→ **Given exercise**
Nothing may be dropped or altered: reproduce all the data.

→ **Entries supplied**
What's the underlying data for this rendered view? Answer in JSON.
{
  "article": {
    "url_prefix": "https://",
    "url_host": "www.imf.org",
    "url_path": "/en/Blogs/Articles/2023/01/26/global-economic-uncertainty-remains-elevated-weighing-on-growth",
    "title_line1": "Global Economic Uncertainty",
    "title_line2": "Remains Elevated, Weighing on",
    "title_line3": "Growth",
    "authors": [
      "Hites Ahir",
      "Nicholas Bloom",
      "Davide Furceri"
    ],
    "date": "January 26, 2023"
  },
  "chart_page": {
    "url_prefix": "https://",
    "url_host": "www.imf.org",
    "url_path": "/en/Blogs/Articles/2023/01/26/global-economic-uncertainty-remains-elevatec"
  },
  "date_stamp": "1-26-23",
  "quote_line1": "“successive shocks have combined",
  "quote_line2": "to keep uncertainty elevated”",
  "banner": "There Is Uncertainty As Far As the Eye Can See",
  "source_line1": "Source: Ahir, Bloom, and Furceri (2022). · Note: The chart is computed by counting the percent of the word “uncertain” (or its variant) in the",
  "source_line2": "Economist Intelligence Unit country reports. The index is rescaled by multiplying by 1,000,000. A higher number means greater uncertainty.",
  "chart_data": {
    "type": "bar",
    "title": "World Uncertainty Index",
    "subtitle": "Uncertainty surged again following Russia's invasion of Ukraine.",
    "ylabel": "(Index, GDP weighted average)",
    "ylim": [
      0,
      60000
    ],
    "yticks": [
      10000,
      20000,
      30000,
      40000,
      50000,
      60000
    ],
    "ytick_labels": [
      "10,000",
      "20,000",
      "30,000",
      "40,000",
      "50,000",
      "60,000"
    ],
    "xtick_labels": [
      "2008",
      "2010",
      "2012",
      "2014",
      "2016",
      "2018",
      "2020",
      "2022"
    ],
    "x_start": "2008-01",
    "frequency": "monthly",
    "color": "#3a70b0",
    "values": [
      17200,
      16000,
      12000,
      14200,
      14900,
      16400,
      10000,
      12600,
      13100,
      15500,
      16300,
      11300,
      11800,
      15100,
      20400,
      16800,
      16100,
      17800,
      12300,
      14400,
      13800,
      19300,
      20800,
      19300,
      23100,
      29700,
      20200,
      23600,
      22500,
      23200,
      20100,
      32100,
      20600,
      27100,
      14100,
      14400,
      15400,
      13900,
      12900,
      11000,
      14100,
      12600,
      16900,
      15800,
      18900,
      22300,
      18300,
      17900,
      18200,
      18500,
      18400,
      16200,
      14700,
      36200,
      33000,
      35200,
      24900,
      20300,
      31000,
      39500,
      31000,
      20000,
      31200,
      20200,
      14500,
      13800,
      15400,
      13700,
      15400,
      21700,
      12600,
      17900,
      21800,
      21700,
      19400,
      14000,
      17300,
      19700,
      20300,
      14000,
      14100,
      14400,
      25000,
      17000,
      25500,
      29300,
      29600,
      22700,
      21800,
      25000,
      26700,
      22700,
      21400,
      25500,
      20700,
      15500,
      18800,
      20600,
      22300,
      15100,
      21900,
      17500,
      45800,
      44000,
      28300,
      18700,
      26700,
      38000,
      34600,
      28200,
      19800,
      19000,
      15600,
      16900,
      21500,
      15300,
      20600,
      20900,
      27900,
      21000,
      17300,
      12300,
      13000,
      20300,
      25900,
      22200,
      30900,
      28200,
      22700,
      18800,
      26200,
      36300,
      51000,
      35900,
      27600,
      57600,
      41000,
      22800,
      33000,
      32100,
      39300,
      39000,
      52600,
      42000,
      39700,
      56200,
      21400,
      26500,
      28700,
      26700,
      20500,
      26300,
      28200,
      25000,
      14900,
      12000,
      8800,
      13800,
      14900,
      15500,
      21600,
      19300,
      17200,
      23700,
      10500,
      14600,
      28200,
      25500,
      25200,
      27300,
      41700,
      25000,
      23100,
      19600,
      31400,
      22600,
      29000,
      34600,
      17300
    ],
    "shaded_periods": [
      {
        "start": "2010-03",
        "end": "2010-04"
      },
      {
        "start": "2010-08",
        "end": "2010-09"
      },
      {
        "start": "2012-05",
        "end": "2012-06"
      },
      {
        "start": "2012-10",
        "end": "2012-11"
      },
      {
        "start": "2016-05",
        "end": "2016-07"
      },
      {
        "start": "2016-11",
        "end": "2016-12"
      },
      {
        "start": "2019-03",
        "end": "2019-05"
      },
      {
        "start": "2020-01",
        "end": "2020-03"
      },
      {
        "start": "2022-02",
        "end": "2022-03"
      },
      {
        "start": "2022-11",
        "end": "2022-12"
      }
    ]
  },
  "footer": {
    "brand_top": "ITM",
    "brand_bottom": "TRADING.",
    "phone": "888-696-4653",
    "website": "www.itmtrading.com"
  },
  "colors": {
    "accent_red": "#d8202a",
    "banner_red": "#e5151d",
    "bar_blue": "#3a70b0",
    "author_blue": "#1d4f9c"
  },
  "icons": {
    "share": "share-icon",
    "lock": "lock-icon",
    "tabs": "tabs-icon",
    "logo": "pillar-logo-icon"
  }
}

→ **Answer to this exercise**
What's the underlying data for this rendered view? Answer in JSON.
{
  "article": {
    "url_prefix": "https://",
    "url_host": "www.imf.org",
    "url_path": "/en/Blogs/Articles/2023/01/26/global-economic-uncertainty-remains-elevated-weighing-on-growth",
    "title_line1": "Global Economic Uncertainty",
    "title_line2": "Remains Elevated, Weighing on",
    "title_line3": "Growth",
    "authors": [
      "Hites Ahir",
      "Nicholas Bloom",
      "Davide Furceri"
    ],
    "date": "January 26, 2023"
  },
  "chart_page": {
    "url_prefix": "https://",
    "url_host": "www.imf.org",
    "url_path": "/en/Blogs/Articles/2023/01/26/global-economic-uncertainty-remains-elevatec"
  },
  "date_stamp": "1-26-23",
  "quote_line1": "“successive shocks have combined",
  "quote_line2": "to keep uncertainty elevated”",
  "banner": "There Is Uncertainty As Far As the Eye Can See",
  "source_line1": "Source: Ahir, Bloom, and Furceri (2022). · Note: The chart is computed by counting the percent of the word “uncertain” (or its variant) in the",
  "source_line2": "Economist Intelligence Unit country reports. The index is rescaled by multiplying by 1,000,000. A higher number means greater uncertainty.",
  "chart_data": {
    "type": "bar",
    "title": "World Uncertainty Index",
    "subtitle": "Uncertainty surged again following Russia's invasion of Ukraine.",
    "ylabel": "(Index, GDP weighted average)",
    "ylim": [
      0,
      60000
    ],
    "yticks": [
      10000,
      20000,
      30000,
      40000,
      50000,
      60000
    ],
    "ytick_labels": [
      "10,000",
      "20,000",
      "30,000",
      "40,000",
      "50,000",
      "60,000"
    ],
    "xtick_labels": [
      "2008",
      "2010",
      "2012",
      "2014",
      "2016",
      "2018",
      "2020",
      "2022"
    ],
    "x_start": "2008-01",
    "frequency": "monthly",
    "color": "#3a70b0",
    "values": [
      17200,
      16000,
      12000,
      14200,
      14900,
      16400,
      10000,
      12600,
      13100,
      15500,
      16300,
      11300,
      11800,
      15100,
      20400,
      16800,
      16100,
      17800,
      12300,
      14400,
      13800,
      19300,
      20800,
      19300,
      23100,
      29700,
      20200,
      23600,
      22500,
      23200,
      20100,
      32100,
      20600,
      27100,
      14100,
      14400,
      15400,
      13900,
      12900,
      11000,
      14100,
      12600,
      16900,
      15800,
      18900,
      22300,
      18300,
      17900,
      18200,
      18500,
      18400,
      16200,
      14700,
      36200,
      33000,
      35200,
      24900,
      20300,
      31000,
      39500,
      31000,
      20000,
      31200,
      20200,
      14500,
      13800,
      15400,
      13700,
      15400,
      21700,
      12600,
      17900,
      21800,
      21700,
      19400,
      14000,
      17300,
      19700,
      20300,
      14000,
      14100,
      14400,
      25000,
      17000,
      25500,
      29300,
      29600,
      22700,
      21800,
      25000,
      26700,
      22700,
      21400,
      25500,
      20700,
      15500,
      18800,
      20600,
      22300,
      15100,
      21900,
      17500,
      45800,
      44000,
      28300,
      18700,
      26700,
      38000,
      34600,
      28200,
      19800,
      19000,
      15600,
      16900,
      21500,
      15300,
      20600,
      20900,
      27900,
      21000,
      17300,
      12300,
      13000,
      20300,
      25900,
      22200,
      30900,
      28200,
      22700,
      18800,
      26200,
      36300,
      51000,
      35900,
      27600,
      57600,
      41000,
      22800,
      33000,
      32100,
      39300,
      39000,
      52600,
      42000,
      39700,
      56200,
      21400,
      26500,
      28700,
      26700,
      20500,
      26300,
      28200,
      25000,
      14900,
      12000,
      8800,
      13800,
      14900,
      15500,
      21600,
      19300,
      17200,
      23700,
      10500,
      14600,
      28200,
      25500,
      25200,
      27300,
      41700,
      25000,
      23100,
      19600,
      31400,
      22600,
      29000,
      34600,
      17300
    ],
    "shaded_periods": [
      {
        "start": "2010-03",
        "end": "2010-04"
      },
      {
        "start": "2010-08",
        "end": "2010-09"
      },
      {
        "start": "2012-05",
        "end": "2012-06"
      },
      {
        "start": "2012-10",
        "end": "2012-11"
      },
      {
        "start": "2016-05",
        "end": "2016-07"
      },
      {
        "start": "2016-11",
        "end": "2016-12"
      },
      {
        "start": "2019-03",
        "end": "2019-05"
      },
      {
        "start": "2020-01",
        "end": "2020-03"
      },
      {
        "start": "2022-02",
        "end": "2022-03"
      },
      {
        "start": "2022-11",
        "end": "2022-12"
      }
    ]
  },
  "footer": {
    "brand_top": "ITM",
    "brand_bottom": "TRADING.",
    "phone": "888-696-4653",
    "website": "www.itmtrading.com"
  },
  "colors": {
    "accent_red": "#d8202a",
    "banner_red": "#e5151d",
    "bar_blue": "#3a70b0",
    "author_blue": "#1d4f9c"
  },
  "icons": {
    "share": "share-icon",
    "lock": "lock-icon",
    "tabs": "tabs-icon",
    "logo": "pillar-logo-icon"
  }
}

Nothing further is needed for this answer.